━━━━━ GIVEN INFORMATION ━━━━━

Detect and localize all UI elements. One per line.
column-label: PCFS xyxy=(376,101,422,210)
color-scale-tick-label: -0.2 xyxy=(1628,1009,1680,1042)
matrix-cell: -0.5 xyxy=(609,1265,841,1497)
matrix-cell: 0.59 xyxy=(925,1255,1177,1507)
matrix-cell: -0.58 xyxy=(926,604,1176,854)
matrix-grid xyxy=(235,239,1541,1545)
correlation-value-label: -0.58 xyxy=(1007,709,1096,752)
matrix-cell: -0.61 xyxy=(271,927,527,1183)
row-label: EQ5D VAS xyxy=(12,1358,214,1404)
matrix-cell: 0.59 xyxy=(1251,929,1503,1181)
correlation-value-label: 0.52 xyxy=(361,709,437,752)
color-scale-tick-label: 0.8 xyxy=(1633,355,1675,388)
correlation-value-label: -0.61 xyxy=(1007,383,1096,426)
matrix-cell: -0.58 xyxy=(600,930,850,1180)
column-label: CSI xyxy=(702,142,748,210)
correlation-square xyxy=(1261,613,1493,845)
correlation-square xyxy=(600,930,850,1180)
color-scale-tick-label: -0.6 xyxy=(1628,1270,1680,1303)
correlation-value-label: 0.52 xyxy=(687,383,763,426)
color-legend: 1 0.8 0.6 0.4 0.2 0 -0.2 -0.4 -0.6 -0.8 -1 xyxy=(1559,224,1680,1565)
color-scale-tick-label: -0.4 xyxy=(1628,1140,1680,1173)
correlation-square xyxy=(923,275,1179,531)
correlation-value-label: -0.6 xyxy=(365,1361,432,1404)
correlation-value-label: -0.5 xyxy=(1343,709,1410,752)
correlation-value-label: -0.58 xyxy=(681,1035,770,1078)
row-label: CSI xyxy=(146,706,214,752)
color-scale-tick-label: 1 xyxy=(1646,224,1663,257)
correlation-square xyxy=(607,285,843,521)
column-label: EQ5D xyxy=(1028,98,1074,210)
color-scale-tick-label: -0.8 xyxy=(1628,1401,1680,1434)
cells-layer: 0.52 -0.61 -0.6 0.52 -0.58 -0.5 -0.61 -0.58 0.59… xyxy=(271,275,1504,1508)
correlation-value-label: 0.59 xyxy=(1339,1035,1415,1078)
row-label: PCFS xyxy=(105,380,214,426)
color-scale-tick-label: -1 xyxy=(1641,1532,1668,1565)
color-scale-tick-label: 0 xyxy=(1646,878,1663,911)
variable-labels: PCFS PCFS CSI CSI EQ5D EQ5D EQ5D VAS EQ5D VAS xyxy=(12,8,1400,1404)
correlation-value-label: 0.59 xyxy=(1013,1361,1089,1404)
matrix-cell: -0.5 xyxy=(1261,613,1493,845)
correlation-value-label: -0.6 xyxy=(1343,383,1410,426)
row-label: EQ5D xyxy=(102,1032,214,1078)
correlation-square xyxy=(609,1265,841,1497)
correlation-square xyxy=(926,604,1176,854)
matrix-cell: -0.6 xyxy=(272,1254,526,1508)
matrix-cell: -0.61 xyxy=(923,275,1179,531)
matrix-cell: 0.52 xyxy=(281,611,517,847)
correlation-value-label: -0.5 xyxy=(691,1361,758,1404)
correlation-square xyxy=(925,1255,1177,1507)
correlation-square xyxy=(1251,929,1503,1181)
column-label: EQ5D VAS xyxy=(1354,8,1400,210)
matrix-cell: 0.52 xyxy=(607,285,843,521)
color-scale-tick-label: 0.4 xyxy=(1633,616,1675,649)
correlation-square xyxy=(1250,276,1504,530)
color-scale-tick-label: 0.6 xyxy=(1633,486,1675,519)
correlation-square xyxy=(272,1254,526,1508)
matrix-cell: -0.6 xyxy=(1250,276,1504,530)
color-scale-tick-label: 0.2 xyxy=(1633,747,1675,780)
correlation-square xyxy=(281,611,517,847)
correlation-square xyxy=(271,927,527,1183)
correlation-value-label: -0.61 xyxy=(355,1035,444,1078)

━━━━━

INSTRUCTIONS TO FOLLOW.
Please repeat, word for word, everything from the first line down to the line containing "correlation-square xyxy=(923,275,1179,531)", including both of those lines.

SOLUTION.
Detect and localize all UI elements. One per line.
column-label: PCFS xyxy=(376,101,422,210)
color-scale-tick-label: -0.2 xyxy=(1628,1009,1680,1042)
matrix-cell: -0.5 xyxy=(609,1265,841,1497)
matrix-cell: 0.59 xyxy=(925,1255,1177,1507)
matrix-cell: -0.58 xyxy=(926,604,1176,854)
matrix-grid xyxy=(235,239,1541,1545)
correlation-value-label: -0.58 xyxy=(1007,709,1096,752)
matrix-cell: -0.61 xyxy=(271,927,527,1183)
row-label: EQ5D VAS xyxy=(12,1358,214,1404)
matrix-cell: 0.59 xyxy=(1251,929,1503,1181)
correlation-value-label: 0.52 xyxy=(361,709,437,752)
color-scale-tick-label: 0.8 xyxy=(1633,355,1675,388)
correlation-value-label: -0.61 xyxy=(1007,383,1096,426)
matrix-cell: -0.58 xyxy=(600,930,850,1180)
column-label: CSI xyxy=(702,142,748,210)
correlation-square xyxy=(1261,613,1493,845)
correlation-square xyxy=(600,930,850,1180)
color-scale-tick-label: -0.6 xyxy=(1628,1270,1680,1303)
correlation-value-label: 0.52 xyxy=(687,383,763,426)
color-legend: 1 0.8 0.6 0.4 0.2 0 -0.2 -0.4 -0.6 -0.8 -1 xyxy=(1559,224,1680,1565)
color-scale-tick-label: -0.4 xyxy=(1628,1140,1680,1173)
correlation-square xyxy=(923,275,1179,531)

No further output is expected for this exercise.